__What the task requires__. According to the passage on the Socialist Alliance, what membership figure did Dave Church report at Birmingham on March 10? Please answer in a few words.

--- START Quoted passage ---

A Socialist Alliance party would apparently preclude the unity of revolutionaries and reformists ... and thus block off the expected influx of disillusioned Labourites into what really matters - the SWP. Incidentally, as we have repeatedly stressed, the SWP leadership has a typically sectarian conception of 'party'. Agreement with, rather than acceptance of, the programme determines membership - the latter being Lenin's correct formulation, as the educated reader will know. Certainly we would expect any genuine party of the working class to contain within it a whole range of different shades of opinion.

Our left, right and centre are obliged to abide by majority decisions when it comes to common actions. Equally our left, right and centre must have the maximum freedom conducive with unity in action to express their views, and their criticisms, openly. With such a centralised but fully democratic regime we are confident that Marxism will win the battle of ideas hands down and secure all manner of new adherents. Not least those coming into the Socialist Alliance from a Labourite tradition who have rightly been repelled and disgusted by the bureaucratic centralist regimes of the sects.

But let us return to the main line of the argument. Since the GLA elections the Socialist Alliance, as an all-England network, has displayed an ever-upward trajectory. And at Birmingham, on March 10, comrade Dave Church reported that membership stood at 650. However, using this figure alone is to considerably downplay our functional magnitude.

Besides the six principal political organisations underpinning the Socialist Alliance's Liaison and executive committees there is also a layer active in, or financially backing, local Socialist Alliances which are only indirectly attached to the network. There are around 80 fully operational regional, city, town and borough alliances in England and Wales. Obviously numbers in each vary, but in most cases it does extend some significant distance beyond the narrow organisational and ideological borders of the SWP. No one knows the total membership of the Socialist Alliance counted in that, more accurate, way - apart from perhaps the SWP central committee. This 'outside' body, not comrade Church, could produce a rough estimate if asked. Suffice to say, we must talk in the thousands. Though not the tens of thousands - yet.

My guess would be somewhere between 2,000 and 3,000 members. A figure, which implicitly questions the - hugely exaggerated - claims that the SWP contains 10,000 fighters for socialism within its ranks. Nonetheless even if we only have 2,000 members that is an impressive achievement.

No less an achievement is gathering support for the Socialist Alliance from well established organisations and a range of prominent freelance socialist individuals. On the one hand the Alliance for Workers' Liberty, the International Socialist Group, Workers Power and the Revolutionary Democratic Group and on the other hand Louise Christian, Mark Serwotka, Nick Wrack and Liz Davies all represent distinct viewpoints and distinct traditions ... and will in the Socialist Alliance's fertile conditions of tolerance and democracy bring with them their own distinct contributions. From such dynamic unity comes social impact. As a result New Labour's ideologues recognise us as a burgeoning threat to their core constituency and have begun their counterattack in earnest. Note Polly Toynbee's barbed commentary in The Guardian.

--- END Quoted passage ---
--- START Given entries ---

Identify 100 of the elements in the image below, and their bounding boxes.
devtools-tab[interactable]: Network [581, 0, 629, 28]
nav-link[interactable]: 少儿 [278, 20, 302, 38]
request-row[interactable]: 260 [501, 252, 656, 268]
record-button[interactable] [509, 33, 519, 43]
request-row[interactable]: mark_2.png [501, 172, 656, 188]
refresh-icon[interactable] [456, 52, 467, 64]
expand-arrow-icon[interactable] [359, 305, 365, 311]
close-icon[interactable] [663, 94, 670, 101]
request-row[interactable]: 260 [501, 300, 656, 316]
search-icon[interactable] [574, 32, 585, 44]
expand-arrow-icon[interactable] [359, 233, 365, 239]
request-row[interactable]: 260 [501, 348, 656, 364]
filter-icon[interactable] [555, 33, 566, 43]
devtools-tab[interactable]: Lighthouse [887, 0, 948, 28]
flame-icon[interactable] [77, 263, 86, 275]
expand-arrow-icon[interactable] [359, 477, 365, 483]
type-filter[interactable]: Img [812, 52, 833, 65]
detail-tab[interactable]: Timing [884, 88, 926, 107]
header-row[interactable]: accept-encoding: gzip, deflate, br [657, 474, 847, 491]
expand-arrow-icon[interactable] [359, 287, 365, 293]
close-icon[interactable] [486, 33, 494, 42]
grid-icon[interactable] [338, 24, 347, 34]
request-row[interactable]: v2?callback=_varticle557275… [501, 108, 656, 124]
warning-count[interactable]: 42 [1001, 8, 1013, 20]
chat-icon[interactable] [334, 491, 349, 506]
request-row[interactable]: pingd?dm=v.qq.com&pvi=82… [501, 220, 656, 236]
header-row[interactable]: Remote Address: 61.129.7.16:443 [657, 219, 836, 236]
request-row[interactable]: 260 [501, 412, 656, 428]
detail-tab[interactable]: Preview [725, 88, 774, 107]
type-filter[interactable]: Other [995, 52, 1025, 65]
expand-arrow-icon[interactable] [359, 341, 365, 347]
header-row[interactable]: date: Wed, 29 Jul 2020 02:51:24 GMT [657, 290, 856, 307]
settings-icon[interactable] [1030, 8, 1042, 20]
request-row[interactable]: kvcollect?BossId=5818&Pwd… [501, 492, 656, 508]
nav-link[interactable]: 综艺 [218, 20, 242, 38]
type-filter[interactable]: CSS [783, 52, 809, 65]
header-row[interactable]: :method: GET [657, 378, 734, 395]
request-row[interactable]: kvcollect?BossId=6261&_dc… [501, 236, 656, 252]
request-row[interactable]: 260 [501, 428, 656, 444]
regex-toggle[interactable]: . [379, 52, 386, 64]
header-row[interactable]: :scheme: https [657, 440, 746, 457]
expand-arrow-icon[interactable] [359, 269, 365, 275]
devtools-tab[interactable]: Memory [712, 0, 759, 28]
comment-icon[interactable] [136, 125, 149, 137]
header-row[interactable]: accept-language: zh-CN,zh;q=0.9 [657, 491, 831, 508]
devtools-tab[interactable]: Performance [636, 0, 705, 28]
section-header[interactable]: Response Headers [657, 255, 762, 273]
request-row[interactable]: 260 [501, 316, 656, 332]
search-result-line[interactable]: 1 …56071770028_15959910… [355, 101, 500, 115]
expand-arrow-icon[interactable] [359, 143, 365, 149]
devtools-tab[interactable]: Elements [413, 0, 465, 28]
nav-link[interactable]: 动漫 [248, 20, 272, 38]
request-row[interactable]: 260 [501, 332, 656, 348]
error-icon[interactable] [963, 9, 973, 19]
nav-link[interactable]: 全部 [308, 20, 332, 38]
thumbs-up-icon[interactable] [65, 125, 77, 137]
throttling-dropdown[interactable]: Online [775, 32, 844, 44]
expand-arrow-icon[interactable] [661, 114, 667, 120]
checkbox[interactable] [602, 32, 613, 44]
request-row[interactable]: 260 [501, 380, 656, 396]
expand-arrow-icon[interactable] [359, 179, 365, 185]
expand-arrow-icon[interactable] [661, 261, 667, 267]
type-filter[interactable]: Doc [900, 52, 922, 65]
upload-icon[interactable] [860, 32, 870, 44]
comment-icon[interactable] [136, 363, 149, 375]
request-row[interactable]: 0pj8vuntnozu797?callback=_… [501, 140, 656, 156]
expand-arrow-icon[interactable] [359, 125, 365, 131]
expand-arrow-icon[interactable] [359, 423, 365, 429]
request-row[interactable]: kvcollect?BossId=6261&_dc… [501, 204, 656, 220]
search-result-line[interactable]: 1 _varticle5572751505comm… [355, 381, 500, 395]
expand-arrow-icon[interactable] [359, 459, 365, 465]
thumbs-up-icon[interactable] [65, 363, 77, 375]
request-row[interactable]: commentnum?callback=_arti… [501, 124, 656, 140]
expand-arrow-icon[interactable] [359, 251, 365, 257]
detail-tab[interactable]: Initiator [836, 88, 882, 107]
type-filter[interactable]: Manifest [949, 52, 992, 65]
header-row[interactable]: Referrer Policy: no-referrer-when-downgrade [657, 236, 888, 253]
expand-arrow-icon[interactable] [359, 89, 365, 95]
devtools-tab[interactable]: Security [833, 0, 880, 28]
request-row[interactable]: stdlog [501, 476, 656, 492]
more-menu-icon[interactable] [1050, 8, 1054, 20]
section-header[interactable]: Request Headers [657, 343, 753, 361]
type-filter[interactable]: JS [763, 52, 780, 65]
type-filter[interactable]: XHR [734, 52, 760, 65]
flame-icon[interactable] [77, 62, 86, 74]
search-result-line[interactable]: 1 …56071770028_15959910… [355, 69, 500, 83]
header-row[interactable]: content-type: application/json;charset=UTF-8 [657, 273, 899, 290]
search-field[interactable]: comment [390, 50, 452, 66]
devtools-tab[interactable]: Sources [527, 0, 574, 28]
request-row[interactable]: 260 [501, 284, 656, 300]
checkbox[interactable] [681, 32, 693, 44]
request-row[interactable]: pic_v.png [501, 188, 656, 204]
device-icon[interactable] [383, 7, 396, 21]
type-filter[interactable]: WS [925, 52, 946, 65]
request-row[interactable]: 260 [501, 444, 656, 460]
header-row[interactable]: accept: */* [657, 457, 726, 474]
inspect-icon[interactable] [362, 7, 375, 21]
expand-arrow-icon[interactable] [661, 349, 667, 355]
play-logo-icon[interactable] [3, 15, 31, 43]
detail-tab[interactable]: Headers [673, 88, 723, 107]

--- END Given entries ---

__Finished exercise__. Membership stood at 650.